▸ BRIEF
Copy every item below character for character, leaving out the picture.

▸ INPUT MATERIAL
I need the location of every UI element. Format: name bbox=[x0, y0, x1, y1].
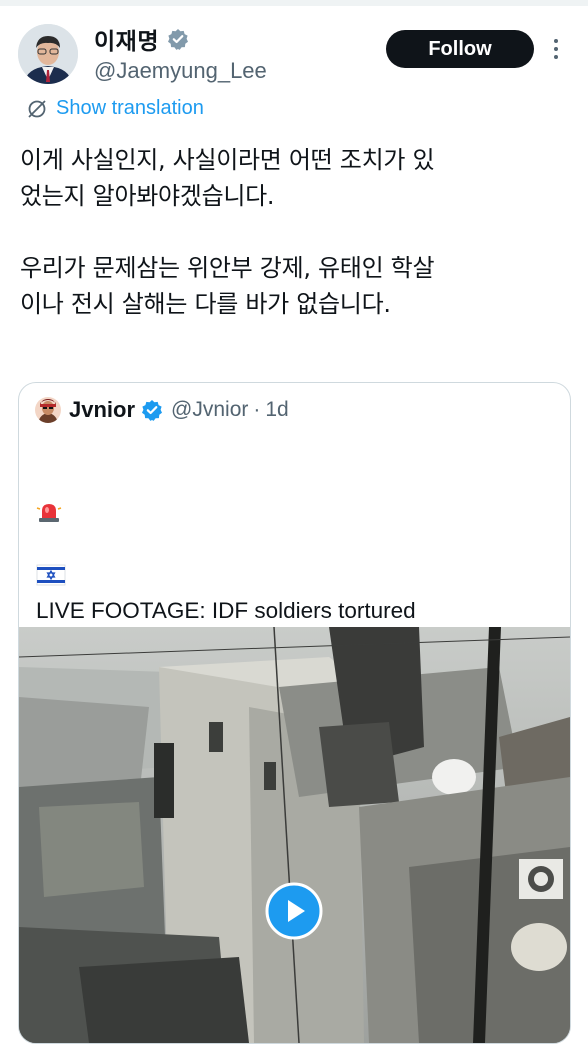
follow-button[interactable]: Follow bbox=[386, 30, 534, 68]
author-handle[interactable]: @Jaemyung_Lee bbox=[94, 58, 267, 84]
translate-icon bbox=[28, 99, 46, 118]
israel-flag-emoji bbox=[36, 532, 66, 595]
gray-verified-badge-icon[interactable] bbox=[167, 28, 189, 50]
video-thumbnail bbox=[19, 627, 570, 1043]
author-avatar[interactable] bbox=[18, 24, 78, 84]
meta-separator: · bbox=[253, 398, 261, 421]
quoted-tweet-card[interactable]: Jvnior @Jvnior · 1d LIVE FOOTAGE: IDF so… bbox=[18, 382, 571, 1044]
play-icon[interactable] bbox=[265, 882, 323, 940]
quoted-author-handle[interactable]: @Jvnior bbox=[171, 398, 248, 422]
more-vertical-icon[interactable] bbox=[550, 36, 562, 62]
quoted-author-name[interactable]: Jvnior bbox=[69, 397, 135, 423]
top-divider bbox=[0, 0, 588, 6]
show-translation-label: Show translation bbox=[56, 97, 204, 119]
tweet-text: 이게 사실인지, 사실이라면 어떤 조치가 있 었는지 알아봐야겠습니다. 우리… bbox=[20, 146, 435, 318]
quoted-tweet-timestamp[interactable]: 1d bbox=[265, 398, 288, 422]
quoted-author-avatar[interactable] bbox=[35, 397, 61, 423]
rotating-light-emoji bbox=[36, 469, 62, 532]
author-name-row: 이재명 bbox=[94, 22, 189, 56]
author-display-name[interactable]: 이재명 bbox=[94, 22, 159, 56]
blue-verified-badge-icon[interactable] bbox=[141, 399, 163, 421]
quoted-tweet-header: Jvnior @Jvnior · 1d bbox=[35, 397, 289, 423]
show-translation-link[interactable]: Show translation bbox=[26, 97, 204, 120]
quoted-tweet-video[interactable] bbox=[19, 627, 570, 1043]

▸ ANSWER TO THIS TASK
I need the location of every UI element. Format: name bbox=[x0, y0, x1, y1].
follow-button[interactable]: Follow bbox=[386, 30, 534, 68]
author-handle[interactable]: @Jaemyung_Lee bbox=[94, 58, 267, 84]
translate-icon bbox=[28, 99, 46, 118]
israel-flag-emoji bbox=[36, 532, 66, 595]
gray-verified-badge-icon[interactable] bbox=[167, 28, 189, 50]
video-thumbnail bbox=[19, 627, 570, 1043]
author-avatar[interactable] bbox=[18, 24, 78, 84]
meta-separator: · bbox=[253, 398, 261, 421]
quoted-tweet-card[interactable]: Jvnior @Jvnior · 1d LIVE FOOTAGE: IDF so… bbox=[18, 382, 571, 1044]
play-icon[interactable] bbox=[265, 882, 323, 940]
quoted-author-handle[interactable]: @Jvnior bbox=[171, 398, 248, 422]
more-vertical-icon[interactable] bbox=[550, 36, 562, 62]
quoted-author-name[interactable]: Jvnior bbox=[69, 397, 135, 423]
top-divider bbox=[0, 0, 588, 6]
show-translation-label: Show translation bbox=[56, 97, 204, 119]
tweet-text: 이게 사실인지, 사실이라면 어떤 조치가 있 었는지 알아봐야겠습니다. 우리… bbox=[20, 146, 435, 318]
quoted-tweet-timestamp[interactable]: 1d bbox=[265, 398, 288, 422]
quoted-author-avatar[interactable] bbox=[35, 397, 61, 423]
rotating-light-emoji bbox=[36, 469, 62, 532]
author-name-row: 이재명 bbox=[94, 22, 189, 56]
author-display-name[interactable]: 이재명 bbox=[94, 22, 159, 56]
blue-verified-badge-icon[interactable] bbox=[141, 399, 163, 421]
quoted-tweet-header: Jvnior @Jvnior · 1d bbox=[35, 397, 289, 423]
show-translation-link[interactable]: Show translation bbox=[26, 97, 204, 120]
quoted-tweet-video[interactable] bbox=[19, 627, 570, 1043]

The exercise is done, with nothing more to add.